*** TEXT SHOWN ***

A quick journal club this week in what’s been a very busy few days. As you know we were at the BMJ Awards this week. We had a fabulous time but our section was won by a great team teaching CPR to students in the hope that rates of bystander CPR will increase and thus patients will benefit. Interestingly our paper this week addresses exactly this issue, does it really make a difference and if so by how much.
This paper from Denmark1 is an observational study of outcomes in cardiac arrest that specifically seeks to quantify the effects of bystander CPR and defibrillation on outcomes amongst those patients who survive for at least 30 days. The abstract is below, but as we always say, do go read the paper yourself.
What kind of paper is this?
It’s an observational study based on a prospectively captured database of all cardiac arrests in Denmark between 2001 and 2012. This is clearly the only way that you can do a study like this as there is no ethical way in which we could withold bystander CPR from one arm of a trial. Systematically acquired data is a good way of getting information together which then may reveal associations between what happened during a cardiac arrest and subsequent outcome.
Which patients are we talking about here?
Importantly the cohort examined here is those who survived to 30 days post arrest. It’s not all comers and thus the outcome data here relates to those who have already survived to 30 days. That’s a reasonably well defined group and that’s fine but it’s important that we don’t confuse these figures with all cardiac arrest patients, or all ROSC patients.
What did they look for?
From the registry they determined what happened to patients during their arrest, and also folowed the patients through to a year post cardiac arrest to determine a meaningful outcome. They had good follow up data on survival, nursing home admission and anoxic brain injury. This is important as we want to know whether we get more survivors, but also that the survivors have a good functional outcome. In that latter respect the authors are using the coding of nursing home admission or anoxic brain injury as a marker of adverse outcome. That’s OK, but it’s a proxy marker of outcome as compared to something like a functional outcome score (e.g. Glasgow Outcome Score).
What did they find.

*** End of TEXT SHOWN ***

(ASSIGNMENT) Please continue the journal club piece on bystander CPR in Denmark from its final heading, "What did they find."

*** EXTRACTED ENTRIES ***

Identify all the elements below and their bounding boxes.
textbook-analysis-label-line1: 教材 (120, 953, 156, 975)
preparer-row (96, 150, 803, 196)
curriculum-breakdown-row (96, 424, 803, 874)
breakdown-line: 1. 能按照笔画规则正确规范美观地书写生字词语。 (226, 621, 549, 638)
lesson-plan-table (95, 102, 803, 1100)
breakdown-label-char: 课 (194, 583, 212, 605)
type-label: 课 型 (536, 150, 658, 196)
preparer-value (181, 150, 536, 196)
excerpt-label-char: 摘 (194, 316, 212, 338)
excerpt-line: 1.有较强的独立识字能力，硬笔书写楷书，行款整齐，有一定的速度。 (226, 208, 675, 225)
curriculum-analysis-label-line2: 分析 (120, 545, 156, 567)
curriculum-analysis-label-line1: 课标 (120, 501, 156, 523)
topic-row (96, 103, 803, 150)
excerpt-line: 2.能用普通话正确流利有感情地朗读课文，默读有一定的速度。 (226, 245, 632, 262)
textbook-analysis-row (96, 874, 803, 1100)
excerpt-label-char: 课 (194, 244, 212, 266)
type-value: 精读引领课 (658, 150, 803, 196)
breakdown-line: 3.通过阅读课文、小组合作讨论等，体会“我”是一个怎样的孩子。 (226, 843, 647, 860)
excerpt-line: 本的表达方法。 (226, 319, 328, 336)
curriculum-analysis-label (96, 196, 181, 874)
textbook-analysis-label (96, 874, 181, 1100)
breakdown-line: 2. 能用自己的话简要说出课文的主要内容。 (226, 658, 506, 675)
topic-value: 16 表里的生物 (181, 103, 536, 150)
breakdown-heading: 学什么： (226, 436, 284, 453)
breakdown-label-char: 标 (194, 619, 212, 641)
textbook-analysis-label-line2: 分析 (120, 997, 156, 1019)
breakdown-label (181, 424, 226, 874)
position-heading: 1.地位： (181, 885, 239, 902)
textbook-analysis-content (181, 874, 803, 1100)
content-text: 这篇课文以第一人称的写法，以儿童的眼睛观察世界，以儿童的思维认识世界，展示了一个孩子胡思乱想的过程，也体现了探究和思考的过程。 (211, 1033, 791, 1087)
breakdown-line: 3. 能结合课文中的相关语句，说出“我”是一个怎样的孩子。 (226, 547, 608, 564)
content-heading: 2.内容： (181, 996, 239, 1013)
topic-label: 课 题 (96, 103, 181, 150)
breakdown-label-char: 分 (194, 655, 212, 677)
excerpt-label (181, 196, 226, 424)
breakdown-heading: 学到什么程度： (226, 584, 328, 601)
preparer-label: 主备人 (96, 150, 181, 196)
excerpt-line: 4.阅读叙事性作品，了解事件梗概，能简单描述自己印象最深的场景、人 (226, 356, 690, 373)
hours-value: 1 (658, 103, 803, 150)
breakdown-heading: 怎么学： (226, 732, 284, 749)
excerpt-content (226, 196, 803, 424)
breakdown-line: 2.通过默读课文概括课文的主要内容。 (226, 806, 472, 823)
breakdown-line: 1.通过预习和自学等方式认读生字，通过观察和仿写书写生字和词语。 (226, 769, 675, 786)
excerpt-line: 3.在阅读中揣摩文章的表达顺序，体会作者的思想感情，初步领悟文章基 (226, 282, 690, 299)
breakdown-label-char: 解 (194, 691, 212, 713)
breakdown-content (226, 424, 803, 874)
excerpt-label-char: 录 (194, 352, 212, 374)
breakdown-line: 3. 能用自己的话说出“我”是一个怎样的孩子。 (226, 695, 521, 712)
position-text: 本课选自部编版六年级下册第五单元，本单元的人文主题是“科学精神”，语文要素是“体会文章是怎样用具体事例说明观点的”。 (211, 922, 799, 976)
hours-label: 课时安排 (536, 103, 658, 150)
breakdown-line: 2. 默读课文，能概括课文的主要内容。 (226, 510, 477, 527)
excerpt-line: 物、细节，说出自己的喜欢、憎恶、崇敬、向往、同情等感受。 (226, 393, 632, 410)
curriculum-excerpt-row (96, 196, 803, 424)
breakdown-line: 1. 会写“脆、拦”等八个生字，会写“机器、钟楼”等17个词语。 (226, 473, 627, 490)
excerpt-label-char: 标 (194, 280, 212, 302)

*** End of EXTRACTED ENTRIES ***

(RESULT OF THE EXERCISE)
Over the 12 year period the incidence of cardiac arrest remained pretty much the same but survival increased from 3.9 to 12.4% which is a great result in itself reflecting improvements in cardiac arrest care detailed in the paper. Of note the proportion of patients getting bystander CPR or defibrillation increased significantly. For the 2855 who survived 30 days then 9.7 % died within a year and 10.5% had an anoxic brain injury or were admitted to a nursing home. However, the proportion of patients with anoxic brain injury or nursing home admission decreased during the study period.
Sounds good, can we believe the results?
We always have to be cautious with database studies, the results here show an association, but that’s not the same as causality. Or at least that’s the critical appraisal answer. In reality this type of study is probably the best way of getting an answer and the association of bystander CPR/defibrillation has a biological plausibility supported by lots of other evidence. In fact in terms of initial survival we would be surprised not to find an association with a positive outcome. As for longer term survival, nursing home admission and anoxic brain injury the link is still strong but not to the same degree as there are other aspects of intra and post arrest care that might affect outcome. The authors have controlled for this through statistical analysis and the link remains so it may be as strong an evidence as we will get. We should also note that questions around admission criteria to nursing homes may vary and the authors acknowledge this.
What does this mean.
This study is reassuring that we should continue to promote early and effective CPR and defibrillation without the increased risk of anoxic brain injury patients in nursing homes. As an emergency physician we should continue to promote interventions that take place before our prehospital teams arrive.